### WORK TO DO
Tally the lines in the data that follows that include the word "experiment", and report nothing but the total.

### MATERIAL FOR THIS EXERCISE
* * * * * * * * *

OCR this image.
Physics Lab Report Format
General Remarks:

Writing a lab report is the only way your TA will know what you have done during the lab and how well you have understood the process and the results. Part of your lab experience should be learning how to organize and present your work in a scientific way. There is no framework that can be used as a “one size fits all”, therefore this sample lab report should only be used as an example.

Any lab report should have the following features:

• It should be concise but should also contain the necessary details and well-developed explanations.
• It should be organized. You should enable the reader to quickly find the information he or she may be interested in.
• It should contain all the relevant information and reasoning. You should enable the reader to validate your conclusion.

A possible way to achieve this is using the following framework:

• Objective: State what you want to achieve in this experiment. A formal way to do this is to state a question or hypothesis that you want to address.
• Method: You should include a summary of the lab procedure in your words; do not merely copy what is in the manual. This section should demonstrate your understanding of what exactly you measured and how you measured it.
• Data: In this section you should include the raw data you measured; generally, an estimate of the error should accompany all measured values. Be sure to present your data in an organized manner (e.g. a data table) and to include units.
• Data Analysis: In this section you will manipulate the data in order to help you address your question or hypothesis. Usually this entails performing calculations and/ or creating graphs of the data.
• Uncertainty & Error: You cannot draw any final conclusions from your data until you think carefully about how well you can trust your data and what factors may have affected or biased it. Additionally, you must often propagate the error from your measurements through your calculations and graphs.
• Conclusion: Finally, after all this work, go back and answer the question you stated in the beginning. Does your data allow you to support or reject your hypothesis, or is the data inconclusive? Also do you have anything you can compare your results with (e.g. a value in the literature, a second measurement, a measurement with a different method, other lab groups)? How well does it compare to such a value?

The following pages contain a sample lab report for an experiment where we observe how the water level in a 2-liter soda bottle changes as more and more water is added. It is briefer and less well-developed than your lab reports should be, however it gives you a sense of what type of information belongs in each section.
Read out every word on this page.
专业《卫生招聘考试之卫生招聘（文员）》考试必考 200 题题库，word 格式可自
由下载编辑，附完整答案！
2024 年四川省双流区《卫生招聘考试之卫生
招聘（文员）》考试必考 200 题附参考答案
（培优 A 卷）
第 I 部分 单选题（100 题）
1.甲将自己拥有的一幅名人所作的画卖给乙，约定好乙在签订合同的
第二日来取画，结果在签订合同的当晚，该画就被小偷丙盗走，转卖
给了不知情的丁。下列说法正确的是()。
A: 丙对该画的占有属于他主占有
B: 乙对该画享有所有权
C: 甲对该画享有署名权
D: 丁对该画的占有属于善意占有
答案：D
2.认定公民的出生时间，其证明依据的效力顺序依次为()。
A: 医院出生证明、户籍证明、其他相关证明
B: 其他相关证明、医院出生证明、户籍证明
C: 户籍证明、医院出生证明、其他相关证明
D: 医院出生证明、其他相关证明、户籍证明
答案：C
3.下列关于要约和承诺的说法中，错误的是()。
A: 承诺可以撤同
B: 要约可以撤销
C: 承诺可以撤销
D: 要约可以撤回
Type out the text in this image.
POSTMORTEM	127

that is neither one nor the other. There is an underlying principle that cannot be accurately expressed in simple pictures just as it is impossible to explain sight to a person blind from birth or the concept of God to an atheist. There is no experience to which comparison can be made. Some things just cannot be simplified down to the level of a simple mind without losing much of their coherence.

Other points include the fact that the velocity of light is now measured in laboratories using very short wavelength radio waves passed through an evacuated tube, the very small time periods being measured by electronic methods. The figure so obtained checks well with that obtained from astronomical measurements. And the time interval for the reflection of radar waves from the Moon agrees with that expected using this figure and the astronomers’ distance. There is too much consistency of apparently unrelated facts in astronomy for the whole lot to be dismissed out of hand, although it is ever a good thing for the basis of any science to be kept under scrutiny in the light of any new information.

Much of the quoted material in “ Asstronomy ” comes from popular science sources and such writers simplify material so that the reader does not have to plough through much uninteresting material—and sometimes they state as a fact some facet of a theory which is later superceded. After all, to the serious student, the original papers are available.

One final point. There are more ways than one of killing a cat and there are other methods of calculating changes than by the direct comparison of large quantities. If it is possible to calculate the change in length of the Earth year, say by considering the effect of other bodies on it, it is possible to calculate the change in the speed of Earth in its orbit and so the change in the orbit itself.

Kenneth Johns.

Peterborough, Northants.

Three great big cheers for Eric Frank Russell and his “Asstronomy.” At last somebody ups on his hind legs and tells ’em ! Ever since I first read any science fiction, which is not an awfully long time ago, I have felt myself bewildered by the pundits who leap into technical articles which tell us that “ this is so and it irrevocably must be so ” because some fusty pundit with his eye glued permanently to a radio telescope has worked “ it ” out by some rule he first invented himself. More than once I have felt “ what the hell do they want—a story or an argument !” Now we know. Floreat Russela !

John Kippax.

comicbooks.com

* * * * * * * * *

### PROBLEM SOLUTION
2